▸ Excerpt provided
An American businessman struggles to make his fortune in the East

Ghostbox Cowboy

Source: Tribeca Film Festival

Ghostbox Cowboy

Dir/scr: John Maringouin. USA. 2018. 110mins

In Ghostbox Cowboy, writer/director John Maringouin turns a would-be businessman’s journey to China into a surreal East/West collision. This culture clash plays more with delightful nuances than with big surprises, but David Zellner brings plenty of American innocence to the role of a fortune-seeker brought to his knees; as they say in Texas, he’s all hat and no cattle.

The doc-styled misadventure of Ghostbox Cowboy also make for something of a trade war parable

Stylish, comic and shameless, with a gonzo, midnight movie tone, Ghostbox Cowboy should be a hit at festivals following its world premiere in Tribeca’s US Narrative competition. Moments of visual grandeur that defy its small budget could help get it attention in Asia, where audiences might welcome a tale of the humbling of a brash American.

Cowboy-hatted Jimmy Van Horn (Zellner) shows up in China with a product that he’s counting on for a windfall. Hoping to exploit the traditional Chinese belief in ghosts, Jimmy — a Woody Harrelson look-alike — is peddling a handheld black box called “Ghoster” that, he asserts, will contain and defang dangerous spirits. The fun starts when the scheme, inevitably, falls apart.

▸ Problems
1. Return the film review of Ghostbox Cowboy word for word, in full.
2. Locate each line in the records that contains the string "wind", and copy those lines out. Matching is case-sensitive.
The records below have no connection to the review.

▸ Record extracts
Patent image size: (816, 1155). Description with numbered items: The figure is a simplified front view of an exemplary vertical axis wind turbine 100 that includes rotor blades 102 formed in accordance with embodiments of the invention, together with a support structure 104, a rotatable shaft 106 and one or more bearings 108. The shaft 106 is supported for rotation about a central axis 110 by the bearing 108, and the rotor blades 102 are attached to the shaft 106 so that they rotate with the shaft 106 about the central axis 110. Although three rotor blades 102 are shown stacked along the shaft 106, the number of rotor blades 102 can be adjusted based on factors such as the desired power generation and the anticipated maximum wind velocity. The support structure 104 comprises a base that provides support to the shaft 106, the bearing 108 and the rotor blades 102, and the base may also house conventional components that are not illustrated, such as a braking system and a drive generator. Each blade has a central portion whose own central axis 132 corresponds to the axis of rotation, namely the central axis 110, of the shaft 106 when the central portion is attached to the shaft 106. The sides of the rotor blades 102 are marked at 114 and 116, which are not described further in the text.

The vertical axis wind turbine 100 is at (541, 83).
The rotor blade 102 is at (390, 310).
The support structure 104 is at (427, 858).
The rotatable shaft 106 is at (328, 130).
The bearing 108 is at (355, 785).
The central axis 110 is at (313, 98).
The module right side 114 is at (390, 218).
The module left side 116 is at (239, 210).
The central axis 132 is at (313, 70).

▸ Task-by-task outputs
1.
An American businessman struggles to make his fortune in the East

Ghostbox Cowboy

Source: Tribeca Film Festival

Ghostbox Cowboy

Dir/scr: John Maringouin. USA. 2018. 110mins

In Ghostbox Cowboy, writer/director John Maringouin turns a would-be businessman’s journey to China into a surreal East/West collision. This culture clash plays more with delightful nuances than with big surprises, but David Zellner brings plenty of American innocence to the role of a fortune-seeker brought to his knees; as they say in Texas, he’s all hat and no cattle.

The doc-styled misadventure of Ghostbox Cowboy also make for something of a trade war parable

Stylish, comic and shameless, with a gonzo, midnight movie tone, Ghostbox Cowboy should be a hit at festivals following its world premiere in Tribeca’s US Narrative competition. Moments of visual grandeur that defy its small budget could help get it attention in Asia, where audiences might welcome a tale of the humbling of a brash American.

Cowboy-hatted Jimmy Van Horn (Zellner) shows up in China with a product that he’s counting on for a windfall. Hoping to exploit the traditional Chinese belief in ghosts, Jimmy — a Woody Harrelson look-alike — is peddling a handheld black box called “Ghoster” that, he asserts, will contain and defang dangerous spirits. The fun starts when the scheme, inevitably, falls apart.

2.
Patent image size: (816, 1155). Description with numbered items: The figure is a simplified front view of an exemplary vertical axis wind turbine 100 that includes rotor blades 102 formed in accordance with embodiments of the invention, together with a support structure 104, a rotatable shaft 106 and one or more bearings 108. The shaft 106 is supported for rotation about a central axis 110 by the bearing 108, and the rotor blades 102 are attached to the shaft 106 so that they rotate with the shaft 106 about the central axis 110. Although three rotor blades 102 are shown stacked along the shaft 106, the number of rotor blades 102 can be adjusted based on factors such as the desired power generation and the anticipated maximum wind velocity. The support structure 104 comprises a base that provides support to the shaft 106, the bearing 108 and the rotor blades 102, and the base may also house conventional components that are not illustrated, such as a braking system and a drive generator. Each blade has a central portion whose own central axis 132 corresponds to the axis of rotation, namely the central axis 110, of the shaft 106 when the central portion is attached to the shaft 106. The sides of the rotor blades 102 are marked at 114 and 116, which are not described further in the text.
The vertical axis wind turbine 100 is at (541, 83).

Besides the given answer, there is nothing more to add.